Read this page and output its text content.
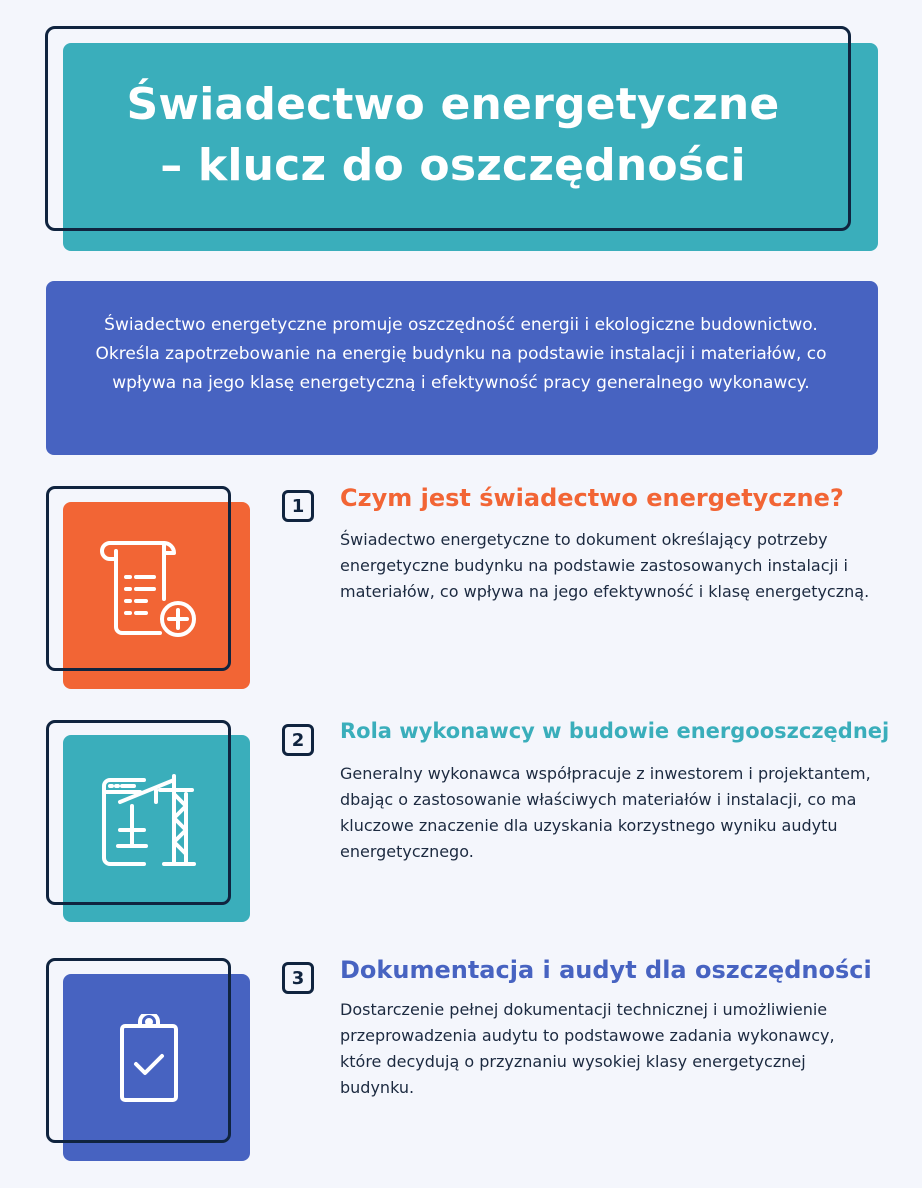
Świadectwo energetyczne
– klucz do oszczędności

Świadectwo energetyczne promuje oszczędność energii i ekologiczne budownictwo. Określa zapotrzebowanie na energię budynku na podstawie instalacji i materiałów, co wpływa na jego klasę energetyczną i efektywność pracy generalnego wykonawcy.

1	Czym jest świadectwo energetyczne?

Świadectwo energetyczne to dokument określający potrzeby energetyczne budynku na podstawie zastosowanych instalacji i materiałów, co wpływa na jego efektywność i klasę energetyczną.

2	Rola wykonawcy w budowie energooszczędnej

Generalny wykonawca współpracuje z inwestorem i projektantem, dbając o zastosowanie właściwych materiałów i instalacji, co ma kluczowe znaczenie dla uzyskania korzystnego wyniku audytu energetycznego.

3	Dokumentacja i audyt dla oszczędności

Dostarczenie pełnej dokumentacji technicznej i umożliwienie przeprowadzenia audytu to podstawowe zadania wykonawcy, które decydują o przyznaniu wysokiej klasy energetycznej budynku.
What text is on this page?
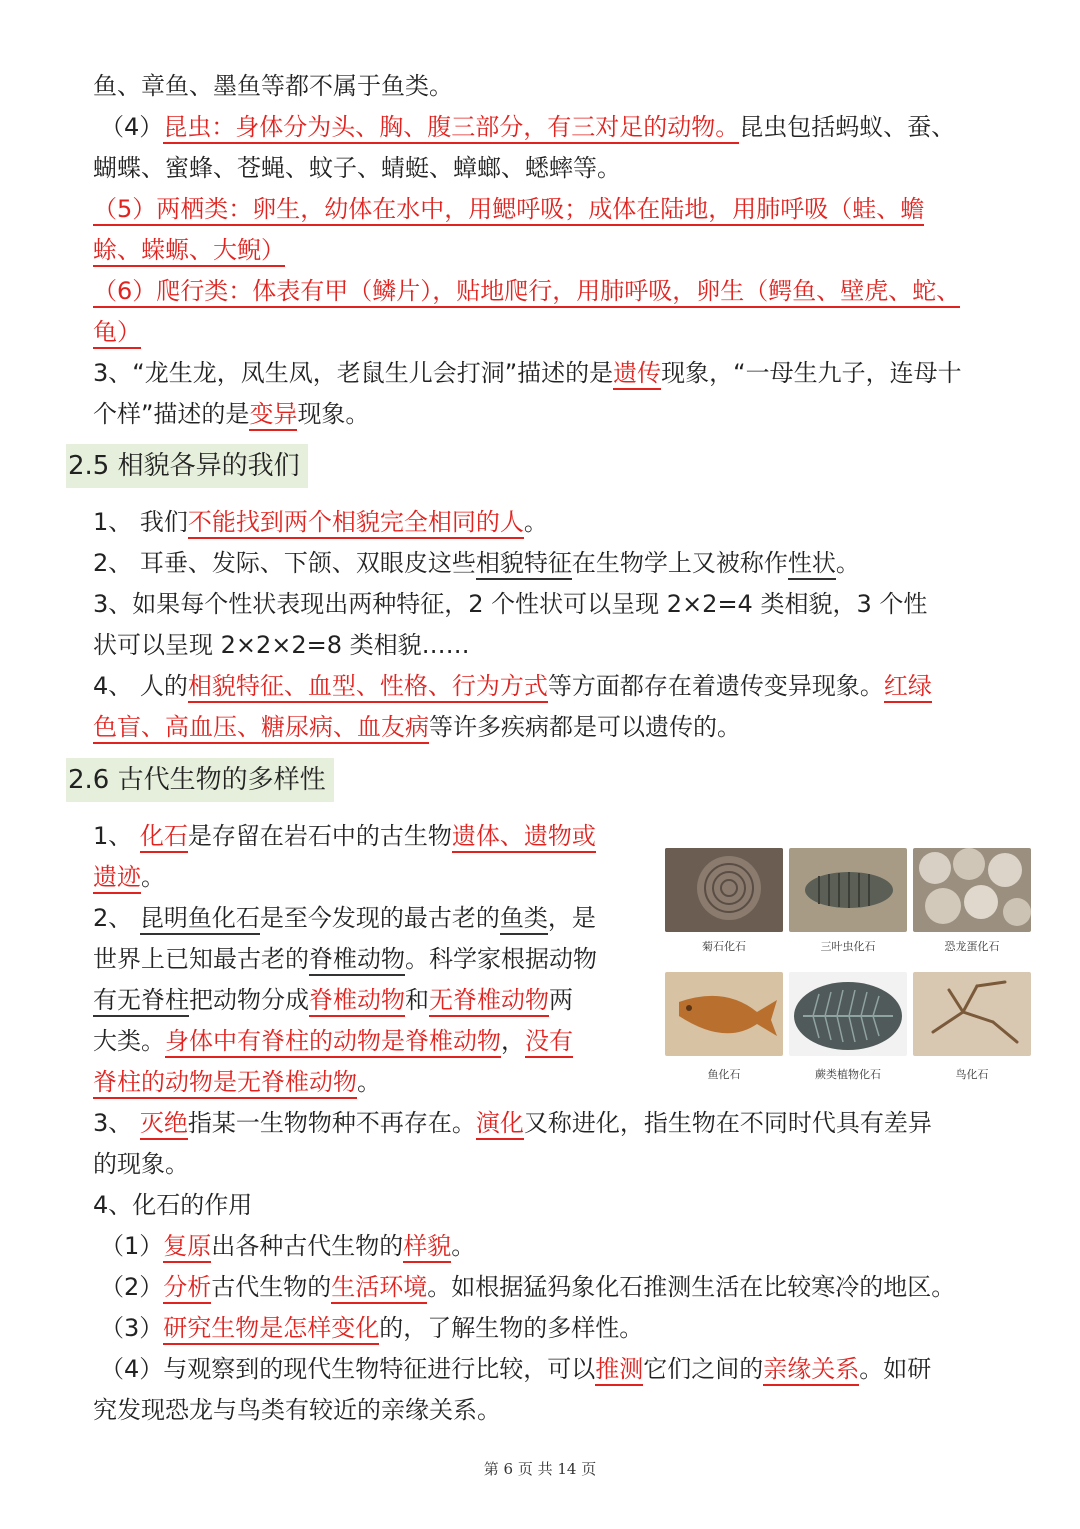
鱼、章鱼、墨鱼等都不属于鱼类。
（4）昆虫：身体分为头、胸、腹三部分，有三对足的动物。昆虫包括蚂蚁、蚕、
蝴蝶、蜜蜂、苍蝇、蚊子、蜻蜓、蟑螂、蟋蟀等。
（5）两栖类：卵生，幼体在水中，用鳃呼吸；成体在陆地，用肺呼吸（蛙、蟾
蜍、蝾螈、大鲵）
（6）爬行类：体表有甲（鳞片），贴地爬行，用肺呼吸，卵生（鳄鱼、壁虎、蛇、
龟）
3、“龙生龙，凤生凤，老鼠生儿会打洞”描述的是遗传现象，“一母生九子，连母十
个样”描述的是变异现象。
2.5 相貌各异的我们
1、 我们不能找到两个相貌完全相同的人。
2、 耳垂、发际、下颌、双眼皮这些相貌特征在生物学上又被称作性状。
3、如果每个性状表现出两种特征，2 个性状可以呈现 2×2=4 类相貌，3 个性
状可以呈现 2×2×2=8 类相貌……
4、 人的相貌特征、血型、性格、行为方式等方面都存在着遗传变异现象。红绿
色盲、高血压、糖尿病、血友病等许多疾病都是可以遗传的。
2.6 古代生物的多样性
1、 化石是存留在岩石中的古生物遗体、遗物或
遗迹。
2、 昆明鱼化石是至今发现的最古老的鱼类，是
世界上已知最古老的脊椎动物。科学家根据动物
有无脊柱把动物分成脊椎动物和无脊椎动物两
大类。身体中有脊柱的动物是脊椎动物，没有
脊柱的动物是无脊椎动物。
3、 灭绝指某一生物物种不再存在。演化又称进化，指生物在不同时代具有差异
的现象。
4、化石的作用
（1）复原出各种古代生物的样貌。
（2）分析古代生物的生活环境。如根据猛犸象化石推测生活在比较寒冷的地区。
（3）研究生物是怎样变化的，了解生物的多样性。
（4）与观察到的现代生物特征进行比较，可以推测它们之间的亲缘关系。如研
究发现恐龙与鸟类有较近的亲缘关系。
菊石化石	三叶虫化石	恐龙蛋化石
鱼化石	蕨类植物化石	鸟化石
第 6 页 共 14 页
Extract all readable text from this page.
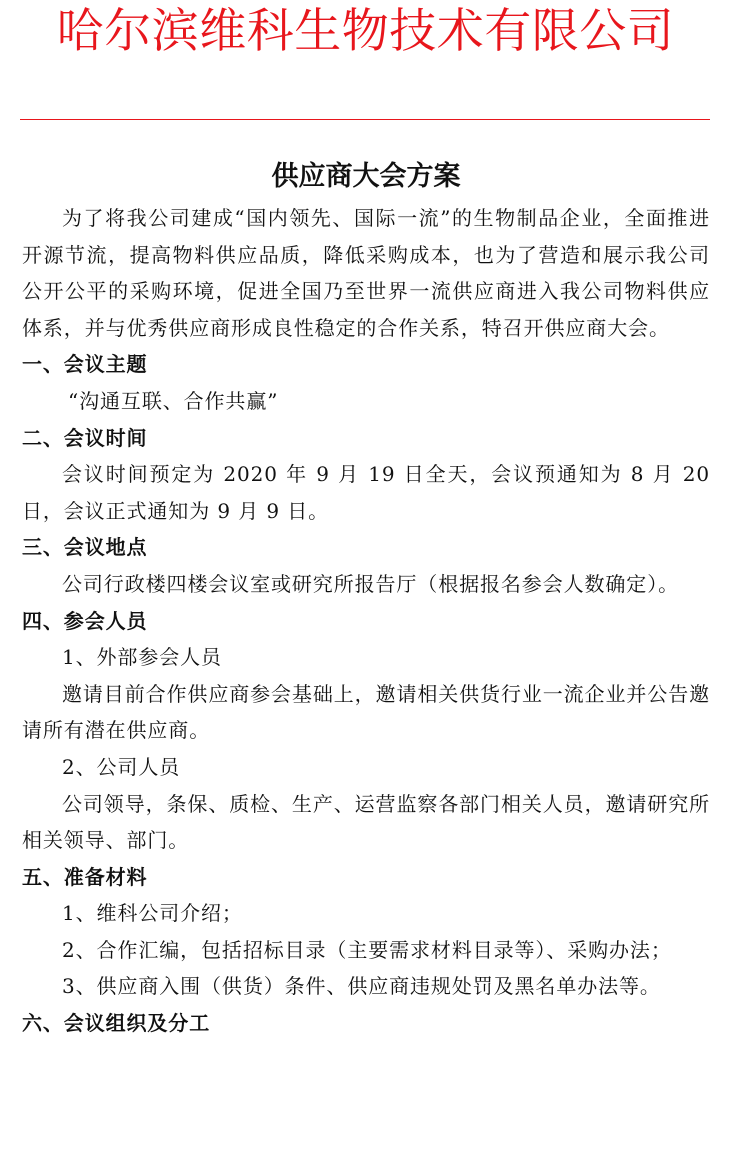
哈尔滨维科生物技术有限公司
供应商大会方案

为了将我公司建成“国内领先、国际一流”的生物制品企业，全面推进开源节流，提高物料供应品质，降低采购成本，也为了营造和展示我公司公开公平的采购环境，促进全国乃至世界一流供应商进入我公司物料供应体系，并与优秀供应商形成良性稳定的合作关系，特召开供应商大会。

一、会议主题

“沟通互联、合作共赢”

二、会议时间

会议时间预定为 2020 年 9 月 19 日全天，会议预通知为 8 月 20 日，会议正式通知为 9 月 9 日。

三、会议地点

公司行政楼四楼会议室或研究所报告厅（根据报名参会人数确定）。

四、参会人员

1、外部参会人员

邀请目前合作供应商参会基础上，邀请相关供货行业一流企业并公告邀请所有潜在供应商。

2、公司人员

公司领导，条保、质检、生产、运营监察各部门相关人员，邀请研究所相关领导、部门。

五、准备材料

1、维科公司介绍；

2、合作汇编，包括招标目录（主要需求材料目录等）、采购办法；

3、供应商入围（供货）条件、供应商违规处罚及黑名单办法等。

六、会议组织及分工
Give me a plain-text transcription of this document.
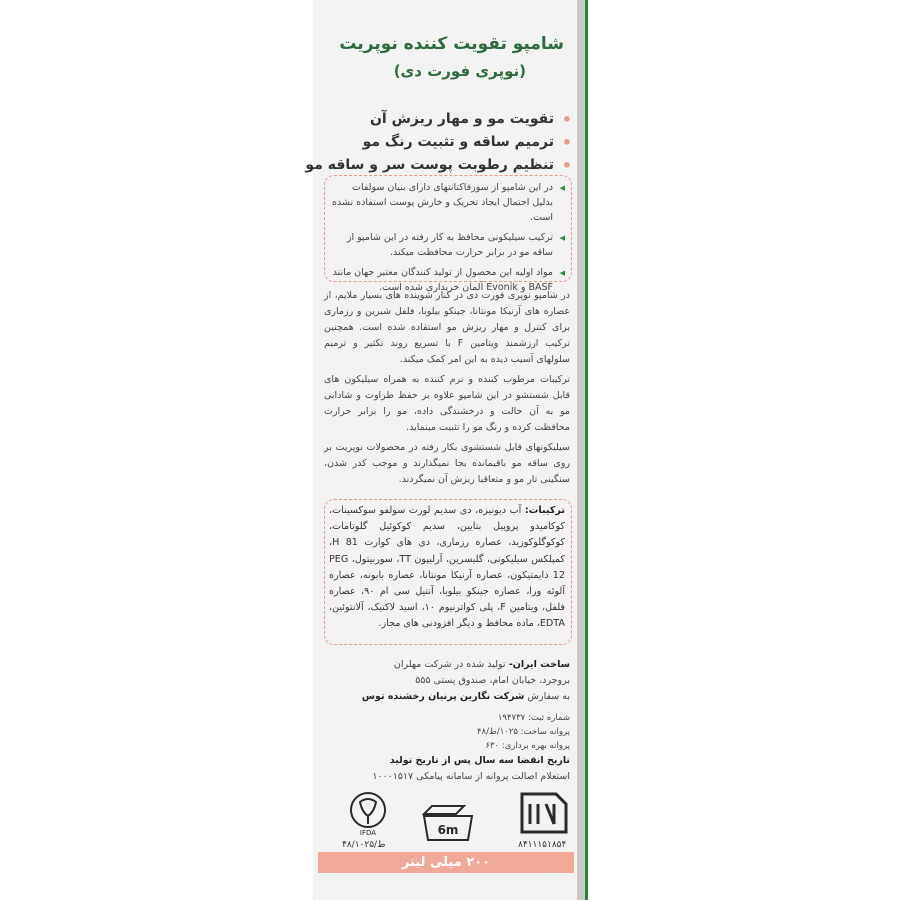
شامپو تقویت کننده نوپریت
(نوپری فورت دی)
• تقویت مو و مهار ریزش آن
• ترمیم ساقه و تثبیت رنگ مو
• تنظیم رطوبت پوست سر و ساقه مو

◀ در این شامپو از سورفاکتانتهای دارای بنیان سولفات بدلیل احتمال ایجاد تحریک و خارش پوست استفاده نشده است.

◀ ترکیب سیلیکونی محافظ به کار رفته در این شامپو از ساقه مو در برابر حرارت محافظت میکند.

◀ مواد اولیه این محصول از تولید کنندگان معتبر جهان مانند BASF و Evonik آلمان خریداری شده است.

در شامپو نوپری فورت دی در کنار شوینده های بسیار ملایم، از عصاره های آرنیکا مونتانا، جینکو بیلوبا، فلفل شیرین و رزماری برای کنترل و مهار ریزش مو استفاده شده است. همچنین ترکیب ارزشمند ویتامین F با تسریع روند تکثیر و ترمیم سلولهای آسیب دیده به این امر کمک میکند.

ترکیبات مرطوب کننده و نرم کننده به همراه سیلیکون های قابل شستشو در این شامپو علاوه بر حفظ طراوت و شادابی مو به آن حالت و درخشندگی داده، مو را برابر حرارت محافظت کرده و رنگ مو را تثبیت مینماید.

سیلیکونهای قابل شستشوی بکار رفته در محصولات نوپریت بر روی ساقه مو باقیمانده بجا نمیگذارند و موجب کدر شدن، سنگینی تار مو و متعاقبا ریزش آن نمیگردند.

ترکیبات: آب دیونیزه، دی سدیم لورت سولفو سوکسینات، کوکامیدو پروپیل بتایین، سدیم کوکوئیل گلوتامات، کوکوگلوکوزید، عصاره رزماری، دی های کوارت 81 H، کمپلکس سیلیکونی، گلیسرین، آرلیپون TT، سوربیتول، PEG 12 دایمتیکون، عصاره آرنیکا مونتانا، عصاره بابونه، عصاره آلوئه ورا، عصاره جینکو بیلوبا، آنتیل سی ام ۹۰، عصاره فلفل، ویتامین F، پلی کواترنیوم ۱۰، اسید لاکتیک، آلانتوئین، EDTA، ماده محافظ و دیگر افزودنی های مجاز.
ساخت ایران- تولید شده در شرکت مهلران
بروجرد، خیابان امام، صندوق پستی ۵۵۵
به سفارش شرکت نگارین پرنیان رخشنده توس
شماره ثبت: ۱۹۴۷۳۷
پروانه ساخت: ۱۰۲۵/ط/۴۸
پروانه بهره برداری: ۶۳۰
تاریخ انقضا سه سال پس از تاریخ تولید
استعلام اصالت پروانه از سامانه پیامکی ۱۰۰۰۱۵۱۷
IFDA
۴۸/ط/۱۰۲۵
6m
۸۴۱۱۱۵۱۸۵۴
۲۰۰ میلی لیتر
++++++++
### Directions for this task
Would you set down the listing exactly, omitting pictures?

### Worked answer
Read this page and output its text content.
Świadectwo energetyczne
– klucz do oszczędności

Świadectwo energetyczne promuje oszczędność energii i ekologiczne budownictwo. Określa zapotrzebowanie na energię budynku na podstawie instalacji i materiałów, co wpływa na jego klasę energetyczną i efektywność pracy generalnego wykonawcy.

1	Czym jest świadectwo energetyczne?

Świadectwo energetyczne to dokument określający potrzeby energetyczne budynku na podstawie zastosowanych instalacji i materiałów, co wpływa na jego efektywność i klasę energetyczną.

2	Rola wykonawcy w budowie energooszczędnej

Generalny wykonawca współpracuje z inwestorem i projektantem, dbając o zastosowanie właściwych materiałów i instalacji, co ma kluczowe znaczenie dla uzyskania korzystnego wyniku audytu energetycznego.

3	Dokumentacja i audyt dla oszczędności

Dostarczenie pełnej dokumentacji technicznej i umożliwienie przeprowadzenia audytu to podstawowe zadania wykonawcy, które decydują o przyznaniu wysokiej klasy energetycznej budynku.
What text is on this page?
鱼、章鱼、墨鱼等都不属于鱼类。
（4）昆虫：身体分为头、胸、腹三部分，有三对足的动物。昆虫包括蚂蚁、蚕、
蝴蝶、蜜蜂、苍蝇、蚊子、蜻蜓、蟑螂、蟋蟀等。
（5）两栖类：卵生，幼体在水中，用鳃呼吸；成体在陆地，用肺呼吸（蛙、蟾
蜍、蝾螈、大鲵）
（6）爬行类：体表有甲（鳞片），贴地爬行，用肺呼吸，卵生（鳄鱼、壁虎、蛇、
龟）
3、“龙生龙，凤生凤，老鼠生儿会打洞”描述的是遗传现象，“一母生九子，连母十
个样”描述的是变异现象。
2.5 相貌各异的我们
1、 我们不能找到两个相貌完全相同的人。
2、 耳垂、发际、下颌、双眼皮这些相貌特征在生物学上又被称作性状。
3、如果每个性状表现出两种特征，2 个性状可以呈现 2×2=4 类相貌，3 个性
状可以呈现 2×2×2=8 类相貌……
4、 人的相貌特征、血型、性格、行为方式等方面都存在着遗传变异现象。红绿
色盲、高血压、糖尿病、血友病等许多疾病都是可以遗传的。
2.6 古代生物的多样性
1、 化石是存留在岩石中的古生物遗体、遗物或
遗迹。
2、 昆明鱼化石是至今发现的最古老的鱼类，是
世界上已知最古老的脊椎动物。科学家根据动物
有无脊柱把动物分成脊椎动物和无脊椎动物两
大类。身体中有脊柱的动物是脊椎动物，没有
脊柱的动物是无脊椎动物。
3、 灭绝指某一生物物种不再存在。演化又称进化，指生物在不同时代具有差异
的现象。
4、化石的作用
（1）复原出各种古代生物的样貌。
（2）分析古代生物的生活环境。如根据猛犸象化石推测生活在比较寒冷的地区。
（3）研究生物是怎样变化的，了解生物的多样性。
（4）与观察到的现代生物特征进行比较，可以推测它们之间的亲缘关系。如研
究发现恐龙与鸟类有较近的亲缘关系。
菊石化石	三叶虫化石	恐龙蛋化石
鱼化石	蕨类植物化石	鸟化石
第 6 页 共 14 页
Extract all readable text from this page.
哈尔滨维科生物技术有限公司
供应商大会方案

为了将我公司建成“国内领先、国际一流”的生物制品企业，全面推进开源节流，提高物料供应品质，降低采购成本，也为了营造和展示我公司公开公平的采购环境，促进全国乃至世界一流供应商进入我公司物料供应体系，并与优秀供应商形成良性稳定的合作关系，特召开供应商大会。

一、会议主题

“沟通互联、合作共赢”

二、会议时间

会议时间预定为 2020 年 9 月 19 日全天，会议预通知为 8 月 20 日，会议正式通知为 9 月 9 日。

三、会议地点

公司行政楼四楼会议室或研究所报告厅（根据报名参会人数确定）。

四、参会人员

1、外部参会人员

邀请目前合作供应商参会基础上，邀请相关供货行业一流企业并公告邀请所有潜在供应商。

2、公司人员

公司领导，条保、质检、生产、运营监察各部门相关人员，邀请研究所相关领导、部门。

五、准备材料

1、维科公司介绍；

2、合作汇编，包括招标目录（主要需求材料目录等）、采购办法；

3、供应商入围（供货）条件、供应商违规处罚及黑名单办法等。

六、会议组织及分工
Give me a plain-text transcription of this document.
شامپو تقویت کننده نوپریت
(نوپری فورت دی)
• تقویت مو و مهار ریزش آن
• ترمیم ساقه و تثبیت رنگ مو
• تنظیم رطوبت پوست سر و ساقه مو

◀ در این شامپو از سورفاکتانتهای دارای بنیان سولفات بدلیل احتمال ایجاد تحریک و خارش پوست استفاده نشده است.

◀ ترکیب سیلیکونی محافظ به کار رفته در این شامپو از ساقه مو در برابر حرارت محافظت میکند.

◀ مواد اولیه این محصول از تولید کنندگان معتبر جهان مانند BASF و Evonik آلمان خریداری شده است.

در شامپو نوپری فورت دی در کنار شوینده های بسیار ملایم، از عصاره های آرنیکا مونتانا، جینکو بیلوبا، فلفل شیرین و رزماری برای کنترل و مهار ریزش مو استفاده شده است. همچنین ترکیب ارزشمند ویتامین F با تسریع روند تکثیر و ترمیم سلولهای آسیب دیده به این امر کمک میکند.

ترکیبات مرطوب کننده و نرم کننده به همراه سیلیکون های قابل شستشو در این شامپو علاوه بر حفظ طراوت و شادابی مو به آن حالت و درخشندگی داده، مو را برابر حرارت محافظت کرده و رنگ مو را تثبیت مینماید.

سیلیکونهای قابل شستشوی بکار رفته در محصولات نوپریت بر روی ساقه مو باقیمانده بجا نمیگذارند و موجب کدر شدن، سنگینی تار مو و متعاقبا ریزش آن نمیگردند.

ترکیبات: آب دیونیزه، دی سدیم لورت سولفو سوکسینات، کوکامیدو پروپیل بتایین، سدیم کوکوئیل گلوتامات، کوکوگلوکوزید، عصاره رزماری، دی های کوارت 81 H، کمپلکس سیلیکونی، گلیسرین، آرلیپون TT، سوربیتول، PEG 12 دایمتیکون، عصاره آرنیکا مونتانا، عصاره بابونه، عصاره آلوئه ورا، عصاره جینکو بیلوبا، آنتیل سی ام ۹۰، عصاره فلفل، ویتامین F، پلی کواترنیوم ۱۰، اسید لاکتیک، آلانتوئین، EDTA، ماده محافظ و دیگر افزودنی های مجاز.
ساخت ایران- تولید شده در شرکت مهلران
بروجرد، خیابان امام، صندوق پستی ۵۵۵
به سفارش شرکت نگارین پرنیان رخشنده توس
شماره ثبت: ۱۹۴۷۳۷
پروانه ساخت: ۱۰۲۵/ط/۴۸
پروانه بهره برداری: ۶۳۰
تاریخ انقضا سه سال پس از تاریخ تولید
استعلام اصالت پروانه از سامانه پیامکی ۱۰۰۰۱۵۱۷
IFDA
۴۸/ط/۱۰۲۵
6m
۸۴۱۱۱۵۱۸۵۴
۲۰۰ میلی لیتر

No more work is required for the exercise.